■ Short problem: Without changing a character, return the entries, but not the images they hold.

■ Record excerpts:
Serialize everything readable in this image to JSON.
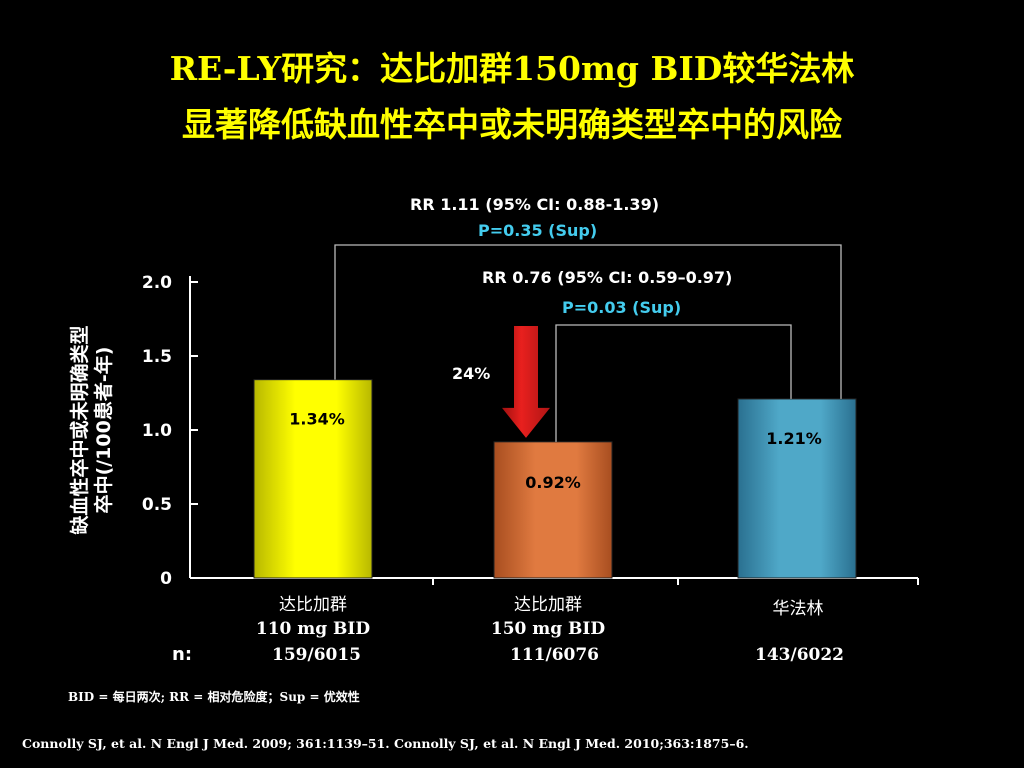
{
  "title": {
    "line1": "RE-LY研究：达比加群150mg BID较华法林",
    "line2": "显著降低缺血性卒中或未明确类型卒中的风险"
  },
  "colors": {
    "title": "#ffff00",
    "pvalue": "#44ccee",
    "arrow": "#e8201e"
  },
  "chart_data": {
    "type": "bar",
    "ylabel_line1": "缺血性卒中或未明确类型",
    "ylabel_line2": "卒中(/100患者-年)",
    "ylim": [
      0,
      2.0
    ],
    "yticks": [
      "0",
      "0.5",
      "1.0",
      "1.5",
      "2.0"
    ],
    "categories": [
      {
        "name": "达比加群",
        "dose": "110 mg BID",
        "n": "159/6015",
        "value": 1.34,
        "label": "1.34%",
        "color": "#ffff00",
        "color_dark": "#b8b800"
      },
      {
        "name": "达比加群",
        "dose": "150 mg BID",
        "n": "111/6076",
        "value": 0.92,
        "label": "0.92%",
        "color": "#e07a40",
        "color_dark": "#a84e20"
      },
      {
        "name": "华法林",
        "dose": "",
        "n": "143/6022",
        "value": 1.21,
        "label": "1.21%",
        "color": "#4fa8c8",
        "color_dark": "#2a7090"
      }
    ],
    "n_label": "n:",
    "annotations": {
      "rr1": "RR 1.11 (95% CI: 0.88-1.39)",
      "p1": "P=0.35 (Sup)",
      "rr2": "RR 0.76 (95% CI: 0.59–0.97)",
      "p2": "P=0.03 (Sup)",
      "reduction": "24%"
    }
  },
  "footnote": "BID = 每日两次; RR = 相对危险度；Sup = 优效性",
  "reference": "Connolly SJ, et al. N Engl J Med. 2009; 361:1139–51. Connolly SJ, et al. N Engl J Med. 2010;363:1875–6."
}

■ Task solution:
Serialize everything readable in this image to JSON.
{
  "title": {
    "line1": "RE-LY研究：达比加群150mg BID较华法林",
    "line2": "显著降低缺血性卒中或未明确类型卒中的风险"
  },
  "colors": {
    "title": "#ffff00",
    "pvalue": "#44ccee",
    "arrow": "#e8201e"
  },
  "chart_data": {
    "type": "bar",
    "ylabel_line1": "缺血性卒中或未明确类型",
    "ylabel_line2": "卒中(/100患者-年)",
    "ylim": [
      0,
      2.0
    ],
    "yticks": [
      "0",
      "0.5",
      "1.0",
      "1.5",
      "2.0"
    ],
    "categories": [
      {
        "name": "达比加群",
        "dose": "110 mg BID",
        "n": "159/6015",
        "value": 1.34,
        "label": "1.34%",
        "color": "#ffff00",
        "color_dark": "#b8b800"
      },
      {
        "name": "达比加群",
        "dose": "150 mg BID",
        "n": "111/6076",
        "value": 0.92,
        "label": "0.92%",
        "color": "#e07a40",
        "color_dark": "#a84e20"
      },
      {
        "name": "华法林",
        "dose": "",
        "n": "143/6022",
        "value": 1.21,
        "label": "1.21%",
        "color": "#4fa8c8",
        "color_dark": "#2a7090"
      }
    ],
    "n_label": "n:",
    "annotations": {
      "rr1": "RR 1.11 (95% CI: 0.88-1.39)",
      "p1": "P=0.35 (Sup)",
      "rr2": "RR 0.76 (95% CI: 0.59–0.97)",
      "p2": "P=0.03 (Sup)",
      "reduction": "24%"
    }
  },
  "footnote": "BID = 每日两次; RR = 相对危险度；Sup = 优效性",
  "reference": "Connolly SJ, et al. N Engl J Med. 2009; 361:1139–51. Connolly SJ, et al. N Engl J Med. 2010;363:1875–6."
}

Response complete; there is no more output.